— Start Data records —

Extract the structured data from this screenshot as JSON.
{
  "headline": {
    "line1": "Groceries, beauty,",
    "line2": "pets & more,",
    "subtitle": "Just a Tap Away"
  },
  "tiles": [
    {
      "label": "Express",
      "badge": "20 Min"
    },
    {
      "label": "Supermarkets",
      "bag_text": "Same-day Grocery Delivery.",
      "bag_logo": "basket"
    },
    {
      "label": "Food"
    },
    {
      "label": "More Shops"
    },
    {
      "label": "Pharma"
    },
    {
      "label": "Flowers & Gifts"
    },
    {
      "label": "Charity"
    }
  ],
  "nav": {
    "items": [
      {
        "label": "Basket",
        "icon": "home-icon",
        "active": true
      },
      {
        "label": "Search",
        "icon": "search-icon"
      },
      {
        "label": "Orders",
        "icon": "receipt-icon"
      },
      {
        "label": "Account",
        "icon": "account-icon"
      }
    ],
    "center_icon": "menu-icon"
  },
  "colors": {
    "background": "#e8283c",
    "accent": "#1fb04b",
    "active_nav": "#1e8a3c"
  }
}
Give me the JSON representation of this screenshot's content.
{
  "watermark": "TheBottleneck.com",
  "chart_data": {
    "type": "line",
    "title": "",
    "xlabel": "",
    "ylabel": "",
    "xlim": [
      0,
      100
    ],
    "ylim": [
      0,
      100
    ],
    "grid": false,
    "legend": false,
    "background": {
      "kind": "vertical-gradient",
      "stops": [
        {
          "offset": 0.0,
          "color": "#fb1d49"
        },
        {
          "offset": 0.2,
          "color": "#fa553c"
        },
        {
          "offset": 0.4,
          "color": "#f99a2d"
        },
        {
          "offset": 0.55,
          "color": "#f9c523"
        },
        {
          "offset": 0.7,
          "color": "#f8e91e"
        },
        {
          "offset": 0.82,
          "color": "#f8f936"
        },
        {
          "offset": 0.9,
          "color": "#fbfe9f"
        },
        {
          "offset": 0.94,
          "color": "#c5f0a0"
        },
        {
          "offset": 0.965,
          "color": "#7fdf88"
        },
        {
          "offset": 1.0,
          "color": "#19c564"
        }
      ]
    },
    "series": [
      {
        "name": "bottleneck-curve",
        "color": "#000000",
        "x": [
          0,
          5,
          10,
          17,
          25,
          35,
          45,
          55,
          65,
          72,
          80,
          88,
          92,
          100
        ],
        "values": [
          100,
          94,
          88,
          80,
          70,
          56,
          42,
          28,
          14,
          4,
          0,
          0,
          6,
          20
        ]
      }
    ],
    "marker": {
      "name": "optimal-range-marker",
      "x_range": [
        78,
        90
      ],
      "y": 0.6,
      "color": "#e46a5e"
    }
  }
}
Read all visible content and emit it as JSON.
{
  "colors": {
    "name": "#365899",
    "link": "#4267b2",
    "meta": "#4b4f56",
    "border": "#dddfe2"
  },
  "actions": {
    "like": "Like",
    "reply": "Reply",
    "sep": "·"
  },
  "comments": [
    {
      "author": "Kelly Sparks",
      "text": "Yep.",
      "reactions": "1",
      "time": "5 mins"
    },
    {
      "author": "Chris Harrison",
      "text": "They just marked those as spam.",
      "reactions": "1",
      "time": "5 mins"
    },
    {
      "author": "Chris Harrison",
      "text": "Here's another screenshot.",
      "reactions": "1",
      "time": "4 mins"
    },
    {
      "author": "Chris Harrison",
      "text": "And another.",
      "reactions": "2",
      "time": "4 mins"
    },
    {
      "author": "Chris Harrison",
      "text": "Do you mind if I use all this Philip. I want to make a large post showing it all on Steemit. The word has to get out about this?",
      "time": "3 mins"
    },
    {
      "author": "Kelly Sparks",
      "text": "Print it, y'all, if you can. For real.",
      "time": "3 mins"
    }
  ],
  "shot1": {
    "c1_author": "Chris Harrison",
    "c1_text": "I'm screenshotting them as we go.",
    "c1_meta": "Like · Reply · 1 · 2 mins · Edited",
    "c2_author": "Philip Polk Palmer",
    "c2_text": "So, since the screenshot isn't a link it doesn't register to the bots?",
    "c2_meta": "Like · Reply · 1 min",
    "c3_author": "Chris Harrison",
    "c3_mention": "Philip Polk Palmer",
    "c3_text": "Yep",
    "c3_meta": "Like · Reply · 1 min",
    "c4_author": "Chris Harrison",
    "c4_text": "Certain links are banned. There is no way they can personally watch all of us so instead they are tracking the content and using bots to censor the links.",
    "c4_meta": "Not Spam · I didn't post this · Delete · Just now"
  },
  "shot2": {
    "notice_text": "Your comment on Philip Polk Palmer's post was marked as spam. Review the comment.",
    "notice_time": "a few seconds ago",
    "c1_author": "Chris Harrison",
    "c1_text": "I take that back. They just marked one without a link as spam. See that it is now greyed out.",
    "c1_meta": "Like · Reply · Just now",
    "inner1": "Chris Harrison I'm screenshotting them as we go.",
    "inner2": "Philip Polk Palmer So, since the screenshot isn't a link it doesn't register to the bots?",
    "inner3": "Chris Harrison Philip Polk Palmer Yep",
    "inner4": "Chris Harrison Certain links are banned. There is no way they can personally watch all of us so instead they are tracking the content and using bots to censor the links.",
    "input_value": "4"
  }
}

— End Data records —

→ Aim: Extract the listing in its entirety and repeat it exactly.

→ Solution to this exercise:
Extract the structured data from this screenshot as JSON.
{
  "headline": {
    "line1": "Groceries, beauty,",
    "line2": "pets & more,",
    "subtitle": "Just a Tap Away"
  },
  "tiles": [
    {
      "label": "Express",
      "badge": "20 Min"
    },
    {
      "label": "Supermarkets",
      "bag_text": "Same-day Grocery Delivery.",
      "bag_logo": "basket"
    },
    {
      "label": "Food"
    },
    {
      "label": "More Shops"
    },
    {
      "label": "Pharma"
    },
    {
      "label": "Flowers & Gifts"
    },
    {
      "label": "Charity"
    }
  ],
  "nav": {
    "items": [
      {
        "label": "Basket",
        "icon": "home-icon",
        "active": true
      },
      {
        "label": "Search",
        "icon": "search-icon"
      },
      {
        "label": "Orders",
        "icon": "receipt-icon"
      },
      {
        "label": "Account",
        "icon": "account-icon"
      }
    ],
    "center_icon": "menu-icon"
  },
  "colors": {
    "background": "#e8283c",
    "accent": "#1fb04b",
    "active_nav": "#1e8a3c"
  }
}
Give me the JSON representation of this screenshot's content.
{
  "watermark": "TheBottleneck.com",
  "chart_data": {
    "type": "line",
    "title": "",
    "xlabel": "",
    "ylabel": "",
    "xlim": [
      0,
      100
    ],
    "ylim": [
      0,
      100
    ],
    "grid": false,
    "legend": false,
    "background": {
      "kind": "vertical-gradient",
      "stops": [
        {
          "offset": 0.0,
          "color": "#fb1d49"
        },
        {
          "offset": 0.2,
          "color": "#fa553c"
        },
        {
          "offset": 0.4,
          "color": "#f99a2d"
        },
        {
          "offset": 0.55,
          "color": "#f9c523"
        },
        {
          "offset": 0.7,
          "color": "#f8e91e"
        },
        {
          "offset": 0.82,
          "color": "#f8f936"
        },
        {
          "offset": 0.9,
          "color": "#fbfe9f"
        },
        {
          "offset": 0.94,
          "color": "#c5f0a0"
        },
        {
          "offset": 0.965,
          "color": "#7fdf88"
        },
        {
          "offset": 1.0,
          "color": "#19c564"
        }
      ]
    },
    "series": [
      {
        "name": "bottleneck-curve",
        "color": "#000000",
        "x": [
          0,
          5,
          10,
          17,
          25,
          35,
          45,
          55,
          65,
          72,
          80,
          88,
          92,
          100
        ],
        "values": [
          100,
          94,
          88,
          80,
          70,
          56,
          42,
          28,
          14,
          4,
          0,
          0,
          6,
          20
        ]
      }
    ],
    "marker": {
      "name": "optimal-range-marker",
      "x_range": [
        78,
        90
      ],
      "y": 0.6,
      "color": "#e46a5e"
    }
  }
}
Read all visible content and emit it as JSON.
{
  "colors": {
    "name": "#365899",
    "link": "#4267b2",
    "meta": "#4b4f56",
    "border": "#dddfe2"
  },
  "actions": {
    "like": "Like",
    "reply": "Reply",
    "sep": "·"
  },
  "comments": [
    {
      "author": "Kelly Sparks",
      "text": "Yep.",
      "reactions": "1",
      "time": "5 mins"
    },
    {
      "author": "Chris Harrison",
      "text": "They just marked those as spam.",
      "reactions": "1",
      "time": "5 mins"
    },
    {
      "author": "Chris Harrison",
      "text": "Here's another screenshot.",
      "reactions": "1",
      "time": "4 mins"
    },
    {
      "author": "Chris Harrison",
      "text": "And another.",
      "reactions": "2",
      "time": "4 mins"
    },
    {
      "author": "Chris Harrison",
      "text": "Do you mind if I use all this Philip. I want to make a large post showing it all on Steemit. The word has to get out about this?",
      "time": "3 mins"
    },
    {
      "author": "Kelly Sparks",
      "text": "Print it, y'all, if you can. For real.",
      "time": "3 mins"
    }
  ],
  "shot1": {
    "c1_author": "Chris Harrison",
    "c1_text": "I'm screenshotting them as we go.",
    "c1_meta": "Like · Reply · 1 · 2 mins · Edited",
    "c2_author": "Philip Polk Palmer",
    "c2_text": "So, since the screenshot isn't a link it doesn't register to the bots?",
    "c2_meta": "Like · Reply · 1 min",
    "c3_author": "Chris Harrison",
    "c3_mention": "Philip Polk Palmer",
    "c3_text": "Yep",
    "c3_meta": "Like · Reply · 1 min",
    "c4_author": "Chris Harrison",
    "c4_text": "Certain links are banned. There is no way they can personally watch all of us so instead they are tracking the content and using bots to censor the links.",
    "c4_meta": "Not Spam · I didn't post this · Delete · Just now"
  },
  "shot2": {
    "notice_text": "Your comment on Philip Polk Palmer's post was marked as spam. Review the comment.",
    "notice_time": "a few seconds ago",
    "c1_author": "Chris Harrison",
    "c1_text": "I take that back. They just marked one without a link as spam. See that it is now greyed out.",
    "c1_meta": "Like · Reply · Just now",
    "inner1": "Chris Harrison I'm screenshotting them as we go.",
    "inner2": "Philip Polk Palmer So, since the screenshot isn't a link it doesn't register to the bots?",
    "inner3": "Chris Harrison Philip Polk Palmer Yep",
    "inner4": "Chris Harrison Certain links are banned. There is no way they can personally watch all of us so instead they are tracking the content and using bots to censor the links.",
    "input_value": "4"
  }
}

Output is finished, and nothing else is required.